## Begin Records supplied

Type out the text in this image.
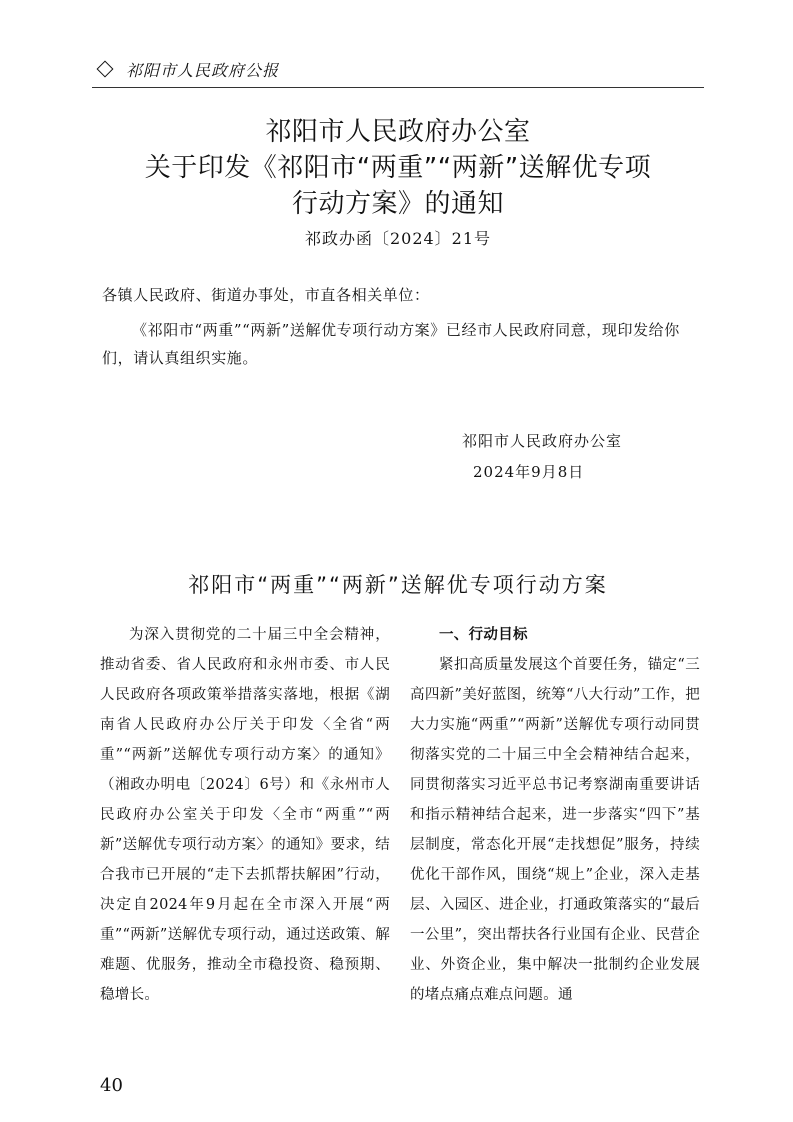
祁阳市人民政府公报
祁阳市人民政府办公室
关于印发《祁阳市“两重”“两新”送解优专项
行动方案》的通知
祁政办函〔2024〕21号
各镇人民政府、街道办事处，市直各相关单位：
《祁阳市“两重”“两新”送解优专项行动方案》已经市人民政府同意，现印发给你们，请认真组织实施。
祁阳市人民政府办公室
2024年9月8日
祁阳市“两重”“两新”送解优专项行动方案

为深入贯彻党的二十届三中全会精神，推动省委、省人民政府和永州市委、市人民人民政府各项政策举措落实落地，根据《湖南省人民政府办公厅关于印发〈全省“两重”“两新”送解优专项行动方案〉的通知》（湘政办明电〔2024〕6号）和《永州市人民政府办公室关于印发〈全市“两重”“两新”送解优专项行动方案〉的通知》要求，结合我市已开展的“走下去抓帮扶解困”行动，决定自2024年9月起在全市深入开展“两重”“两新”送解优专项行动，通过送政策、解难题、优服务，推动全市稳投资、稳预期、稳增长。

一、行动目标

紧扣高质量发展这个首要任务，锚定“三高四新”美好蓝图，统筹“八大行动”工作，把大力实施“两重”“两新”送解优专项行动同贯彻落实党的二十届三中全会精神结合起来，同贯彻落实习近平总书记考察湖南重要讲话和指示精神结合起来，进一步落实“四下”基层制度，常态化开展“走找想促”服务，持续优化干部作风，围绕“规上”企业，深入走基层、入园区、进企业，打通政策落实的“最后一公里”，突出帮扶各行业国有企业、民营企业、外资企业，集中解决一批制约企业发展的堵点痛点难点问题。通

40
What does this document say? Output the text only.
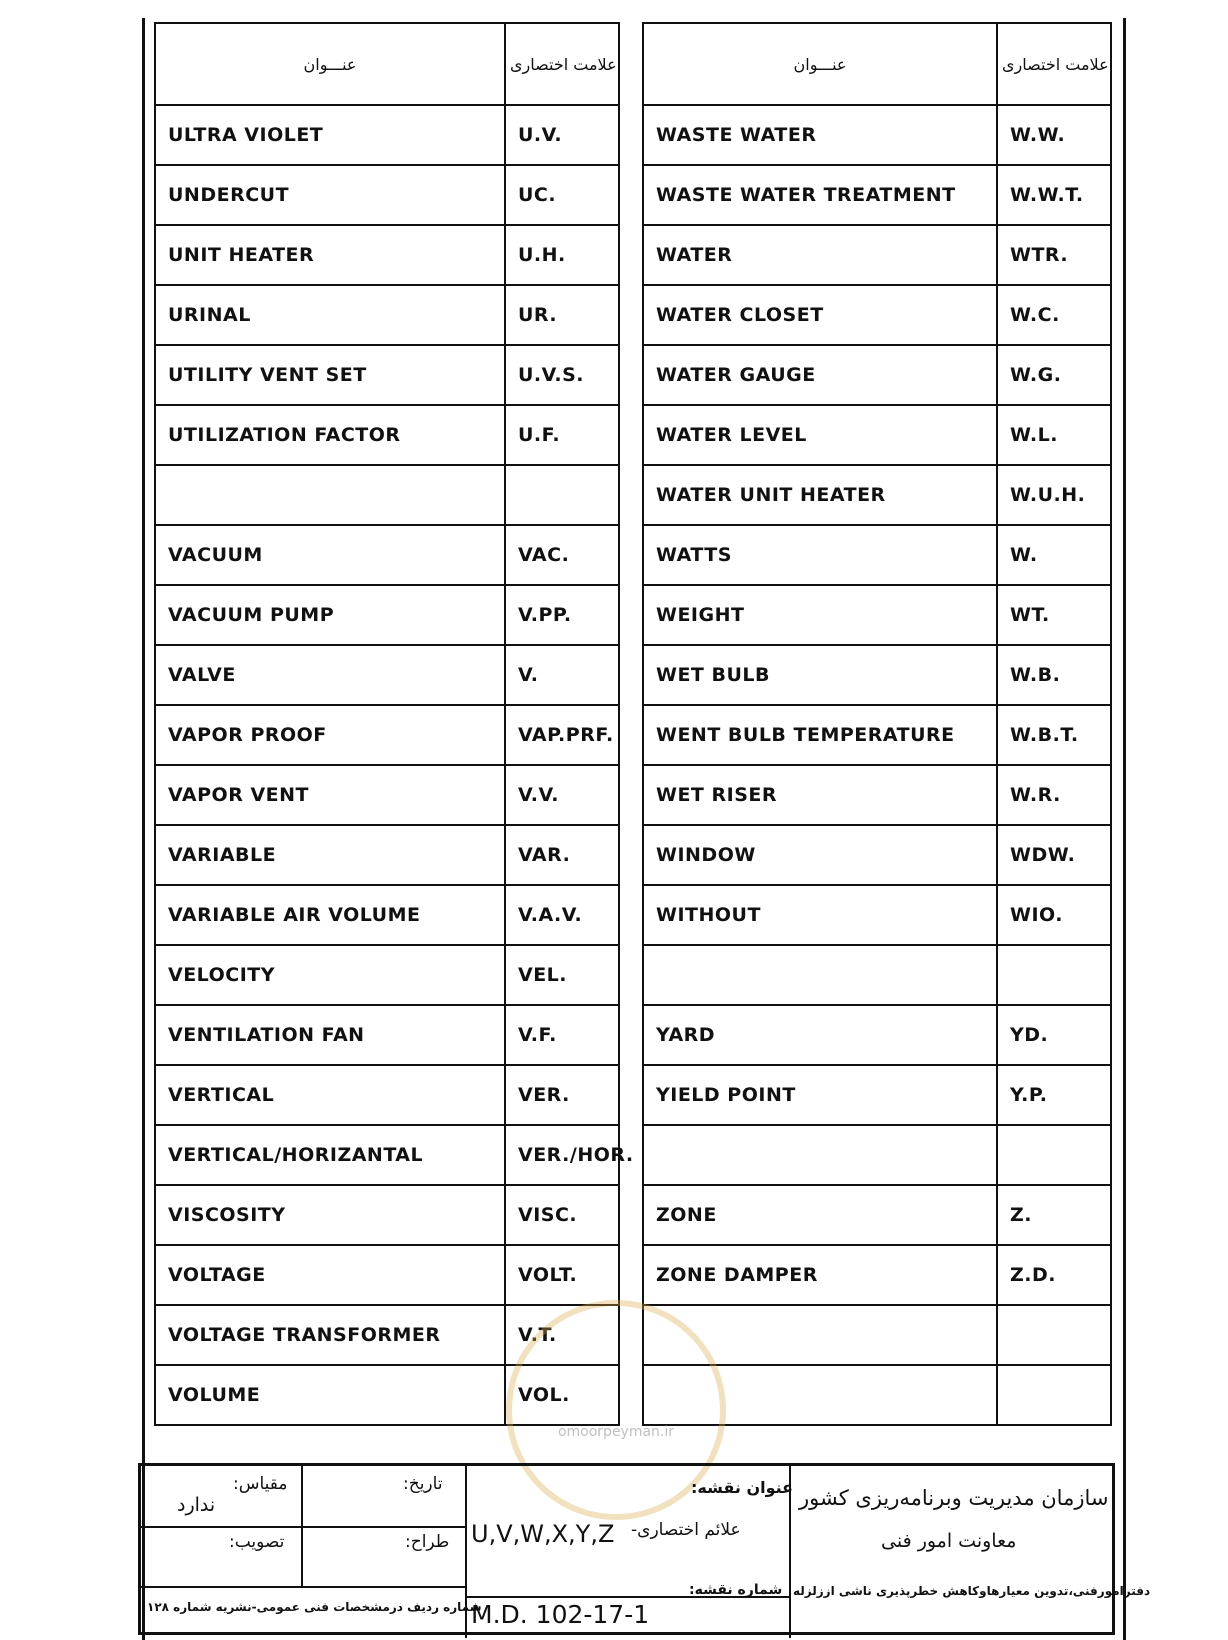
عنـــوان	علامت اختصاری
ULTRA VIOLET	U.V.
UNDERCUT	UC.
UNIT HEATER	U.H.
URINAL	UR.
UTILITY VENT SET	U.V.S.
UTILIZATION FACTOR	U.F.

VACUUM	VAC.
VACUUM PUMP	V.PP.
VALVE	V.
VAPOR PROOF	VAP.PRF.
VAPOR VENT	V.V.
VARIABLE	VAR.
VARIABLE AIR VOLUME	V.A.V.
VELOCITY	VEL.
VENTILATION FAN	V.F.
VERTICAL	VER.
VERTICAL/HORIZANTAL	VER./HOR.
VISCOSITY	VISC.
VOLTAGE	VOLT.
VOLTAGE TRANSFORMER	V.T.
VOLUME	VOL.
عنـــوان	علامت اختصاری
WASTE WATER	W.W.
WASTE WATER TREATMENT	W.W.T.
WATER	WTR.
WATER CLOSET	W.C.
WATER GAUGE	W.G.
WATER LEVEL	W.L.
WATER UNIT HEATER	W.U.H.
WATTS	W.
WEIGHT	WT.
WET BULB	W.B.
WENT BULB TEMPERATURE	W.B.T.
WET RISER	W.R.
WINDOW	WDW.
WITHOUT	WIO.

YARD	YD.
YIELD POINT	Y.P.

ZONE	Z.
ZONE DAMPER	Z.D.

omoorpeyman.ir
مقیاس:
ندارد
تاریخ:
تصویب:	طراح:
شماره ردیف درمشخصات فنی عمومی-نشریه شماره ۱۲۸
عنوان نقشه:
U,V,W,X,Y,Z علائم اختصاری-
شماره نقشه:
M.D. 102-17-1
سازمان مدیریت وبرنامه‌ریزی کشور
معاونت امور فنی
دفترامورفنی،تدوین معیارهاوکاهش خطرپذیری ناشی اززلزله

## End Records supplied

> **Given instruction**: All lines from the line containing "What does this" through the end of the listing above are to be given again exactly; pictures are not part of the copy.

> **Expected answer**:
What does this document say? Output the text only.
عنـــوان	علامت اختصاری
ULTRA VIOLET	U.V.
UNDERCUT	UC.
UNIT HEATER	U.H.
URINAL	UR.
UTILITY VENT SET	U.V.S.
UTILIZATION FACTOR	U.F.

VACUUM	VAC.
VACUUM PUMP	V.PP.
VALVE	V.
VAPOR PROOF	VAP.PRF.
VAPOR VENT	V.V.
VARIABLE	VAR.
VARIABLE AIR VOLUME	V.A.V.
VELOCITY	VEL.
VENTILATION FAN	V.F.
VERTICAL	VER.
VERTICAL/HORIZANTAL	VER./HOR.
VISCOSITY	VISC.
VOLTAGE	VOLT.
VOLTAGE TRANSFORMER	V.T.
VOLUME	VOL.
عنـــوان	علامت اختصاری
WASTE WATER	W.W.
WASTE WATER TREATMENT	W.W.T.
WATER	WTR.
WATER CLOSET	W.C.
WATER GAUGE	W.G.
WATER LEVEL	W.L.
WATER UNIT HEATER	W.U.H.
WATTS	W.
WEIGHT	WT.
WET BULB	W.B.
WENT BULB TEMPERATURE	W.B.T.
WET RISER	W.R.
WINDOW	WDW.
WITHOUT	WIO.

YARD	YD.
YIELD POINT	Y.P.

ZONE	Z.
ZONE DAMPER	Z.D.

omoorpeyman.ir
مقیاس:
ندارد
تاریخ:
تصویب:	طراح:
شماره ردیف درمشخصات فنی عمومی-نشریه شماره ۱۲۸
عنوان نقشه:
U,V,W,X,Y,Z علائم اختصاری-
شماره نقشه:
M.D. 102-17-1
سازمان مدیریت وبرنامه‌ریزی کشور
معاونت امور فنی
دفترامورفنی،تدوین معیارهاوکاهش خطرپذیری ناشی اززلزله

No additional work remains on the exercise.